> _WHAT YOU SHOULD DO_
The entries below are to be transcribed in full, without their images.
━━━━━ GIVEN ENTRIES ━━━━━
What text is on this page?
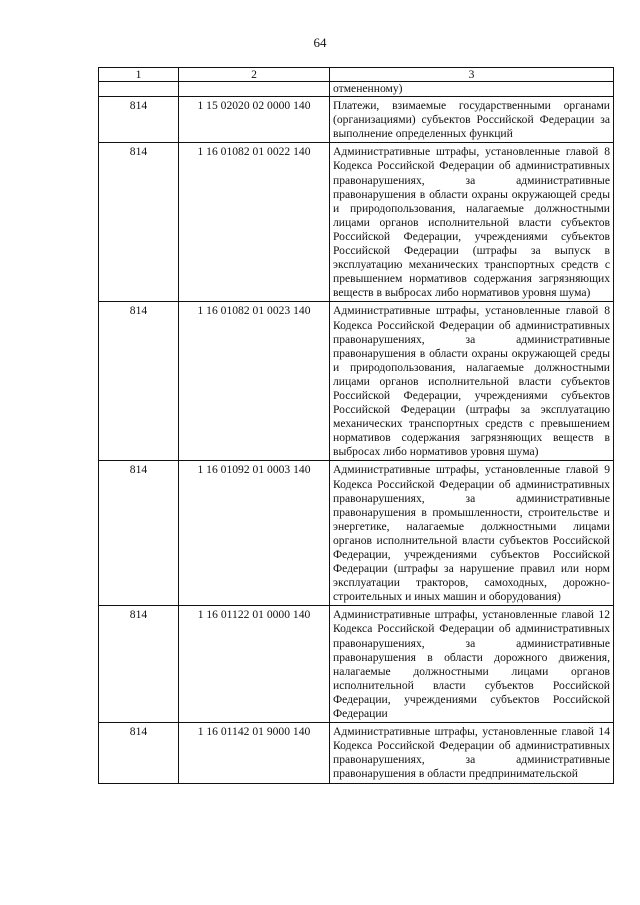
64
1	2	3
		отмененному)
814	1 15 02020 02 0000 140	Платежи, взимаемые государственными органами (организациями) субъектов Российской Федерации за выполнение определенных функций
814	1 16 01082 01 0022 140	Административные штрафы, установленные главой 8 Кодекса Российской Федерации об административных правонарушениях, за административные правонарушения в области охраны окружающей среды и природопользования, налагаемые должностными лицами органов исполнительной власти субъектов Российской Федерации, учреждениями субъектов Российской Федерации (штрафы за выпуск в эксплуатацию механических транспортных средств с превышением нормативов содержания загрязняющих веществ в выбросах либо нормативов уровня шума)
814	1 16 01082 01 0023 140	Административные штрафы, установленные главой 8 Кодекса Российской Федерации об административных правонарушениях, за административные правонарушения в области охраны окружающей среды и природопользования, налагаемые должностными лицами органов исполнительной власти субъектов Российской Федерации, учреждениями субъектов Российской Федерации (штрафы за эксплуатацию механических транспортных средств с превышением нормативов содержания загрязняющих веществ в выбросах либо нормативов уровня шума)
814	1 16 01092 01 0003 140	Административные штрафы, установленные главой 9 Кодекса Российской Федерации об административных правонарушениях, за административные правонарушения в промышленности, строительстве и энергетике, налагаемые должностными лицами органов исполнительной власти субъектов Российской Федерации, учреждениями субъектов Российской Федерации (штрафы за нарушение правил или норм эксплуатации тракторов, самоходных, дорожно-строительных и иных машин и оборудования)
814	1 16 01122 01 0000 140	Административные штрафы, установленные главой 12 Кодекса Российской Федерации об административных правонарушениях, за административные правонарушения в области дорожного движения, налагаемые должностными лицами органов исполнительной власти субъектов Российской Федерации, учреждениями субъектов Российской Федерации
814	1 16 01142 01 9000 140	Административные штрафы, установленные главой 14 Кодекса Российской Федерации об административных правонарушениях, за административные правонарушения в области предпринимательской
━━━━━
> _ANSWER TO THIS PROBLEM_
What text is on this page?
64
1	2	3
		отмененному)
814	1 15 02020 02 0000 140	Платежи, взимаемые государственными органами (организациями) субъектов Российской Федерации за выполнение определенных функций
814	1 16 01082 01 0022 140	Административные штрафы, установленные главой 8 Кодекса Российской Федерации об административных правонарушениях, за административные правонарушения в области охраны окружающей среды и природопользования, налагаемые должностными лицами органов исполнительной власти субъектов Российской Федерации, учреждениями субъектов Российской Федерации (штрафы за выпуск в эксплуатацию механических транспортных средств с превышением нормативов содержания загрязняющих веществ в выбросах либо нормативов уровня шума)
814	1 16 01082 01 0023 140	Административные штрафы, установленные главой 8 Кодекса Российской Федерации об административных правонарушениях, за административные правонарушения в области охраны окружающей среды и природопользования, налагаемые должностными лицами органов исполнительной власти субъектов Российской Федерации, учреждениями субъектов Российской Федерации (штрафы за эксплуатацию механических транспортных средств с превышением нормативов содержания загрязняющих веществ в выбросах либо нормативов уровня шума)
814	1 16 01092 01 0003 140	Административные штрафы, установленные главой 9 Кодекса Российской Федерации об административных правонарушениях, за административные правонарушения в промышленности, строительстве и энергетике, налагаемые должностными лицами органов исполнительной власти субъектов Российской Федерации, учреждениями субъектов Российской Федерации (штрафы за нарушение правил или норм эксплуатации тракторов, самоходных, дорожно-строительных и иных машин и оборудования)
814	1 16 01122 01 0000 140	Административные штрафы, установленные главой 12 Кодекса Российской Федерации об административных правонарушениях, за административные правонарушения в области дорожного движения, налагаемые должностными лицами органов исполнительной власти субъектов Российской Федерации, учреждениями субъектов Российской Федерации
814	1 16 01142 01 9000 140	Административные штрафы, установленные главой 14 Кодекса Российской Федерации об административных правонарушениях, за административные правонарушения в области предпринимательской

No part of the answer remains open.